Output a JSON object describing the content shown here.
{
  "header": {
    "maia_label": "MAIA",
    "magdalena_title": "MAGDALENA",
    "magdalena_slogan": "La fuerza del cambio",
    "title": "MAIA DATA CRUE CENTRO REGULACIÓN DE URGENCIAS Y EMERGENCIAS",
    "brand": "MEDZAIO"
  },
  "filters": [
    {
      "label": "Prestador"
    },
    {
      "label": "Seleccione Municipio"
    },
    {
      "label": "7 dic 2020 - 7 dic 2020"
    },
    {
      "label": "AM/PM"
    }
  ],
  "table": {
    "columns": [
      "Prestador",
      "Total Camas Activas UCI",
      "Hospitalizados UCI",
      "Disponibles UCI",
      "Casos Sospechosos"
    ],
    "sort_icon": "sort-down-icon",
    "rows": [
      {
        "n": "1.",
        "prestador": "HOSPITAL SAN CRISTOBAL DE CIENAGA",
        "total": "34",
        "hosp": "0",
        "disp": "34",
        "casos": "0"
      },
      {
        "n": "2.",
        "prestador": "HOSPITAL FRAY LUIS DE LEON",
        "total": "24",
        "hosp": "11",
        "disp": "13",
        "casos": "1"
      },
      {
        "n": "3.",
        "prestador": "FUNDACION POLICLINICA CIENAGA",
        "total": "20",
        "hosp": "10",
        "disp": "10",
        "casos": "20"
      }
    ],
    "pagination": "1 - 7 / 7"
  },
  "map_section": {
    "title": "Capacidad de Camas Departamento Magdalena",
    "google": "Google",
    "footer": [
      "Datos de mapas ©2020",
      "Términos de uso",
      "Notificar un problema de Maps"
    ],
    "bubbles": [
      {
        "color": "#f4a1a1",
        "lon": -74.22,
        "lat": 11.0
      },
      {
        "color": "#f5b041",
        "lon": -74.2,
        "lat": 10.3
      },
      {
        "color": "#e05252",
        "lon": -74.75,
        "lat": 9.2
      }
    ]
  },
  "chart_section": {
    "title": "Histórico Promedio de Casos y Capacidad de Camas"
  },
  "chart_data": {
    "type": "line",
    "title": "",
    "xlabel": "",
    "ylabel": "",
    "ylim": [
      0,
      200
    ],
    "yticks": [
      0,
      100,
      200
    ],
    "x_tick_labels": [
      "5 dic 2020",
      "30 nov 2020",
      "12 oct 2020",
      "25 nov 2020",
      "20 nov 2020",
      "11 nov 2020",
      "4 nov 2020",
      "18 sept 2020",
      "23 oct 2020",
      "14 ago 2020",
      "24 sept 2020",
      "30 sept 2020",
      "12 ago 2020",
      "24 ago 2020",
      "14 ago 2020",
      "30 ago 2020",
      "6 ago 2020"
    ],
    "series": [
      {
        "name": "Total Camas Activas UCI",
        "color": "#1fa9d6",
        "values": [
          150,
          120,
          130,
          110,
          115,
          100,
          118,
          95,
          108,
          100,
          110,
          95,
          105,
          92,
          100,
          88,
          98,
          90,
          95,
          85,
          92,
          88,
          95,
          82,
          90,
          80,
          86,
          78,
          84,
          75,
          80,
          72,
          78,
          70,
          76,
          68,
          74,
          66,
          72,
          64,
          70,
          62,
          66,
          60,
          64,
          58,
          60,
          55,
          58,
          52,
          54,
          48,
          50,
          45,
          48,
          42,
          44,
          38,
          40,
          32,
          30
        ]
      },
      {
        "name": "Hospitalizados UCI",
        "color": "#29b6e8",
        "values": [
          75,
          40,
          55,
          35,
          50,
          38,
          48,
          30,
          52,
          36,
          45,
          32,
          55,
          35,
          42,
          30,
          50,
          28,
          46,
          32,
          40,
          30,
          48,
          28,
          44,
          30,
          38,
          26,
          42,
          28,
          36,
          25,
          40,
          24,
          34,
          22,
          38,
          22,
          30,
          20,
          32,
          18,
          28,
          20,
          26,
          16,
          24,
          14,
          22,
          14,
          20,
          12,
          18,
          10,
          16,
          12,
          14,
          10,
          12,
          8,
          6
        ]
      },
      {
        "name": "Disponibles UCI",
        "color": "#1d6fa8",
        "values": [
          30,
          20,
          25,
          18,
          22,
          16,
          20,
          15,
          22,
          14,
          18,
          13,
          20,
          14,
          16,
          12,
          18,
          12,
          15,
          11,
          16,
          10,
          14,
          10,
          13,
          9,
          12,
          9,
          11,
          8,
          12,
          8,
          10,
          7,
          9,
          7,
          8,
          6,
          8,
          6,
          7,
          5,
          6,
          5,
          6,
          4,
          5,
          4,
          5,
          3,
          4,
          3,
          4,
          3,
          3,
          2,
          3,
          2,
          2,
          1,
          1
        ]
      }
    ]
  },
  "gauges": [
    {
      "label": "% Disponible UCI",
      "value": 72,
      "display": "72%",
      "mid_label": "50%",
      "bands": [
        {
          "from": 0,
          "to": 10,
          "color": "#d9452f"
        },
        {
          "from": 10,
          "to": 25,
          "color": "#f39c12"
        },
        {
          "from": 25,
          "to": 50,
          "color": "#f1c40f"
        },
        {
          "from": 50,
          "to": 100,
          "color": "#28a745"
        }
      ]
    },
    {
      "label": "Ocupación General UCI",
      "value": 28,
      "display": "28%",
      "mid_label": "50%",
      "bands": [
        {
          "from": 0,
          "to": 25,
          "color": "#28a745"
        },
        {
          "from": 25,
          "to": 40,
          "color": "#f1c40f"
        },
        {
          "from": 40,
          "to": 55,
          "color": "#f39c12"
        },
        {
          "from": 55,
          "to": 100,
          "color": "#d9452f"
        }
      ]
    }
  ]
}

════════════════

Using the data above, repeat every line exactly.

Output a JSON object describing the content shown here.
{
  "header": {
    "maia_label": "MAIA",
    "magdalena_title": "MAGDALENA",
    "magdalena_slogan": "La fuerza del cambio",
    "title": "MAIA DATA CRUE CENTRO REGULACIÓN DE URGENCIAS Y EMERGENCIAS",
    "brand": "MEDZAIO"
  },
  "filters": [
    {
      "label": "Prestador"
    },
    {
      "label": "Seleccione Municipio"
    },
    {
      "label": "7 dic 2020 - 7 dic 2020"
    },
    {
      "label": "AM/PM"
    }
  ],
  "table": {
    "columns": [
      "Prestador",
      "Total Camas Activas UCI",
      "Hospitalizados UCI",
      "Disponibles UCI",
      "Casos Sospechosos"
    ],
    "sort_icon": "sort-down-icon",
    "rows": [
      {
        "n": "1.",
        "prestador": "HOSPITAL SAN CRISTOBAL DE CIENAGA",
        "total": "34",
        "hosp": "0",
        "disp": "34",
        "casos": "0"
      },
      {
        "n": "2.",
        "prestador": "HOSPITAL FRAY LUIS DE LEON",
        "total": "24",
        "hosp": "11",
        "disp": "13",
        "casos": "1"
      },
      {
        "n": "3.",
        "prestador": "FUNDACION POLICLINICA CIENAGA",
        "total": "20",
        "hosp": "10",
        "disp": "10",
        "casos": "20"
      }
    ],
    "pagination": "1 - 7 / 7"
  },
  "map_section": {
    "title": "Capacidad de Camas Departamento Magdalena",
    "google": "Google",
    "footer": [
      "Datos de mapas ©2020",
      "Términos de uso",
      "Notificar un problema de Maps"
    ],
    "bubbles": [
      {
        "color": "#f4a1a1",
        "lon": -74.22,
        "lat": 11.0
      },
      {
        "color": "#f5b041",
        "lon": -74.2,
        "lat": 10.3
      },
      {
        "color": "#e05252",
        "lon": -74.75,
        "lat": 9.2
      }
    ]
  },
  "chart_section": {
    "title": "Histórico Promedio de Casos y Capacidad de Camas"
  },
  "chart_data": {
    "type": "line",
    "title": "",
    "xlabel": "",
    "ylabel": "",
    "ylim": [
      0,
      200
    ],
    "yticks": [
      0,
      100,
      200
    ],
    "x_tick_labels": [
      "5 dic 2020",
      "30 nov 2020",
      "12 oct 2020",
      "25 nov 2020",
      "20 nov 2020",
      "11 nov 2020",
      "4 nov 2020",
      "18 sept 2020",
      "23 oct 2020",
      "14 ago 2020",
      "24 sept 2020",
      "30 sept 2020",
      "12 ago 2020",
      "24 ago 2020",
      "14 ago 2020",
      "30 ago 2020",
      "6 ago 2020"
    ],
    "series": [
      {
        "name": "Total Camas Activas UCI",
        "color": "#1fa9d6",
        "values": [
          150,
          120,
          130,
          110,
          115,
          100,
          118,
          95,
          108,
          100,
          110,
          95,
          105,
          92,
          100,
          88,
          98,
          90,
          95,
          85,
          92,
          88,
          95,
          82,
          90,
          80,
          86,
          78,
          84,
          75,
          80,
          72,
          78,
          70,
          76,
          68,
          74,
          66,
          72,
          64,
          70,
          62,
          66,
          60,
          64,
          58,
          60,
          55,
          58,
          52,
          54,
          48,
          50,
          45,
          48,
          42,
          44,
          38,
          40,
          32,
          30
        ]
      },
      {
        "name": "Hospitalizados UCI",
        "color": "#29b6e8",
        "values": [
          75,
          40,
          55,
          35,
          50,
          38,
          48,
          30,
          52,
          36,
          45,
          32,
          55,
          35,
          42,
          30,
          50,
          28,
          46,
          32,
          40,
          30,
          48,
          28,
          44,
          30,
          38,
          26,
          42,
          28,
          36,
          25,
          40,
          24,
          34,
          22,
          38,
          22,
          30,
          20,
          32,
          18,
          28,
          20,
          26,
          16,
          24,
          14,
          22,
          14,
          20,
          12,
          18,
          10,
          16,
          12,
          14,
          10,
          12,
          8,
          6
        ]
      },
      {
        "name": "Disponibles UCI",
        "color": "#1d6fa8",
        "values": [
          30,
          20,
          25,
          18,
          22,
          16,
          20,
          15,
          22,
          14,
          18,
          13,
          20,
          14,
          16,
          12,
          18,
          12,
          15,
          11,
          16,
          10,
          14,
          10,
          13,
          9,
          12,
          9,
          11,
          8,
          12,
          8,
          10,
          7,
          9,
          7,
          8,
          6,
          8,
          6,
          7,
          5,
          6,
          5,
          6,
          4,
          5,
          4,
          5,
          3,
          4,
          3,
          4,
          3,
          3,
          2,
          3,
          2,
          2,
          1,
          1
        ]
      }
    ]
  },
  "gauges": [
    {
      "label": "% Disponible UCI",
      "value": 72,
      "display": "72%",
      "mid_label": "50%",
      "bands": [
        {
          "from": 0,
          "to": 10,
          "color": "#d9452f"
        },
        {
          "from": 10,
          "to": 25,
          "color": "#f39c12"
        },
        {
          "from": 25,
          "to": 50,
          "color": "#f1c40f"
        },
        {
          "from": 50,
          "to": 100,
          "color": "#28a745"
        }
      ]
    },
    {
      "label": "Ocupación General UCI",
      "value": 28,
      "display": "28%",
      "mid_label": "50%",
      "bands": [
        {
          "from": 0,
          "to": 25,
          "color": "#28a745"
        },
        {
          "from": 25,
          "to": 40,
          "color": "#f1c40f"
        },
        {
          "from": 40,
          "to": 55,
          "color": "#f39c12"
        },
        {
          "from": 55,
          "to": 100,
          "color": "#d9452f"
        }
      ]
    }
  ]
}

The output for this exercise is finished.